## Set of tasks
1) In the catalog entry for Picasso's Le Repas frugal, print everything from "PROPERTY FROM A" down to "(not in Lugt)." word for word.
2) Carry on the catalog entry about Picasso's etching Le Repas frugal from the point where it stops.

Document passage: Begin

PABLO PICASSO (1881-1973)
PROPERTY FROM A DISTINGUISHED AMERICAN COLLECTION
PABLO PICASSO (1881-1973)

Le Repas frugal, from La Suite des Saltimbanques

细节
PABLO PICASSO (1881-1973)
Le Repas frugal, from La Suite des Saltimbanques
etching with drypoint, on Van Gelder paper, 1904, from the edition of 250 on this paper (there were also 27 or 29 impressions on Japon paper), published by Ambroise Vollard, Paris, 1913, with full margins, in generally good condition, framed
Image: 18 ¼ x 14 ¾ in. (462 x 375 mm.)
Sheet: 26 x 20 1⁄8 in. (660 x 511 mm.)
来源
With the Cleveland Museum of Art ink stamp on the reverse (not in Lugt).
出版
Bloch 1; Baer 2

荣誉呈献

Lindsay Griffith
Lindsay Griffith Head of Department

拍品专文

Le repas frugal was only Picasso’s second etching, created when the artist was just 23 years old, yet it is one of the greatest in the history of printmaking and a key work of his early career, perhaps the quintessential and final Blue Period icon.

Document passage: End
Record excerpts: Begin

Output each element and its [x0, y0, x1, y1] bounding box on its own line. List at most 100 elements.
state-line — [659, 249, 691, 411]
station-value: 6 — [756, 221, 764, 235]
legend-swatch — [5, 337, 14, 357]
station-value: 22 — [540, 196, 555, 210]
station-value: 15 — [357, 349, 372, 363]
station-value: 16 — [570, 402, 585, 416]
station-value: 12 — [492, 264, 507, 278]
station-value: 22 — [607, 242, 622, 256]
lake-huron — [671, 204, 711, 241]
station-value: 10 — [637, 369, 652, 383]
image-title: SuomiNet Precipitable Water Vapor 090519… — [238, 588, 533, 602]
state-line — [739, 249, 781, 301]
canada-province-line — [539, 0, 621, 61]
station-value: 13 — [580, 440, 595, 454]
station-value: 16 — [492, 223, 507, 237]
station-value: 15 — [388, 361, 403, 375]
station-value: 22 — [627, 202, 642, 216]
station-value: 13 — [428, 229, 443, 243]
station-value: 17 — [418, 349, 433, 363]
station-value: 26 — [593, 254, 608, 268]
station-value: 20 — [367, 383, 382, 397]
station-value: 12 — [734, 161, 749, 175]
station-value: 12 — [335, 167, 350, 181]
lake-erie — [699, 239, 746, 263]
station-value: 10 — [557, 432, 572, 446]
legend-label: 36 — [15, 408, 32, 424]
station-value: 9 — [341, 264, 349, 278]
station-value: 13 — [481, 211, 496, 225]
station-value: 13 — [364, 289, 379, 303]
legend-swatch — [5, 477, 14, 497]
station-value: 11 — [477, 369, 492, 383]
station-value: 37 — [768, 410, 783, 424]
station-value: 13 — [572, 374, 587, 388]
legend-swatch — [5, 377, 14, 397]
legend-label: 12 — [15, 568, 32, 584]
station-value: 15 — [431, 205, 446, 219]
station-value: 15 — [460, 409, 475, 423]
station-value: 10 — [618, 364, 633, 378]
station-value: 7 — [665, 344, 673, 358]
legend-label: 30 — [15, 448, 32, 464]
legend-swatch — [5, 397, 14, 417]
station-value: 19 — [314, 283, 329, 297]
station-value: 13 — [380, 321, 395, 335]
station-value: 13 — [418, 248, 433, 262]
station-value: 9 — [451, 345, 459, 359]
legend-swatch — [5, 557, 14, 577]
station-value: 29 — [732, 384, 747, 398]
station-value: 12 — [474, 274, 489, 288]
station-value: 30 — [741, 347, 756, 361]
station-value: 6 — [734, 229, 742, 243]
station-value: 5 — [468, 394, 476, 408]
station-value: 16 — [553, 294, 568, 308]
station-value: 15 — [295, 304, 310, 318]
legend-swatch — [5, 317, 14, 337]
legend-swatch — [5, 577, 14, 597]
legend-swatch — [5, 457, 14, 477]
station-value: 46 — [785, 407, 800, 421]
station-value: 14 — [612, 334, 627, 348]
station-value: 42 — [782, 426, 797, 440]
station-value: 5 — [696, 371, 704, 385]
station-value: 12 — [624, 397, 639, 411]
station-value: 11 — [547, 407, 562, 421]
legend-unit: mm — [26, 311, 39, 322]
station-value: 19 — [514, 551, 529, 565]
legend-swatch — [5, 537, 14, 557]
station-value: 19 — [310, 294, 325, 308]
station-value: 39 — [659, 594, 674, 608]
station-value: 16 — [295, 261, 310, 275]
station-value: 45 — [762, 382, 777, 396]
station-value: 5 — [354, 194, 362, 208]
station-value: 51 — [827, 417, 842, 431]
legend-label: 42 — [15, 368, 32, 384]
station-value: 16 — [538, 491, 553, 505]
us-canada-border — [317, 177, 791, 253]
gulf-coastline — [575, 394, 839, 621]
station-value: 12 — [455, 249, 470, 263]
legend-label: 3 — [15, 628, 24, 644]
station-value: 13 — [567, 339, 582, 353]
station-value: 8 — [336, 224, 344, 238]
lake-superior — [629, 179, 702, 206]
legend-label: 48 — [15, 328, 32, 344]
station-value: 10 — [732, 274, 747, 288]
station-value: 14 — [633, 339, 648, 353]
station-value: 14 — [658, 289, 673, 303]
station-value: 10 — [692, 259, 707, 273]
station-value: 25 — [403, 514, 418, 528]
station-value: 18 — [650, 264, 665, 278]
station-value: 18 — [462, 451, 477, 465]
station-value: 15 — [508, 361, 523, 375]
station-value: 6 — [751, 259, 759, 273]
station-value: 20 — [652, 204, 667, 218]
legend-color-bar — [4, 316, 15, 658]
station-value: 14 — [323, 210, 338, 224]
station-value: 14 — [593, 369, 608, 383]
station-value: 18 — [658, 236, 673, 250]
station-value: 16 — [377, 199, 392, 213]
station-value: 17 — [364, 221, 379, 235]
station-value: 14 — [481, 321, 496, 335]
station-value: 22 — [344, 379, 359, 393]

Record excerpts: End

## Task answers
1)
PROPERTY FROM A DISTINGUISHED AMERICAN COLLECTION
PABLO PICASSO (1881-1973)

Le Repas frugal, from La Suite des Saltimbanques

细节
PABLO PICASSO (1881-1973)
Le Repas frugal, from La Suite des Saltimbanques
etching with drypoint, on Van Gelder paper, 1904, from the edition of 250 on this paper (there were also 27 or 29 impressions on Japon paper), published by Ambroise Vollard, Paris, 1913, with full margins, in generally good condition, framed
Image: 18 ¼ x 14 ¾ in. (462 x 375 mm.)
Sheet: 26 x 20 1⁄8 in. (660 x 511 mm.)
来源
With the Cleveland Museum of Art ink stamp on the reverse (not in Lugt).

2)
Picasso’s first print, El Zurdo, was created in 1899 in Barcelona. It is a rather awkward work and the young artist presumably printed just a few impressions, of which only a single example survives. Four years later, probably prompted by his friend and neighbour Ricard Canals, Picasso tackled the medium once more and, apparently without further practice or experimentation, created Le repas frugal. That a work of such haunting beauty was only his second attempt in the medium is testament to the artist’s extraordinary innate talent.

We will never know if his intention was to create a graphic masterpiece, but one cannot doubt the confidence with which he embarked on the project, despite his inexperience. The plate is one of the largest he was ever to work on, and whether because he was too poor or nonchalant to care, he used one which had already been etched by Joan González, the brother of the sculptor Julio González. Neither Picasso, nor Canals who helped him prepare the plate, managed to completely remove González’ original design – a horizontal river landscape - and ghostly traces of reeds and aquatic plants can still be seen in the background.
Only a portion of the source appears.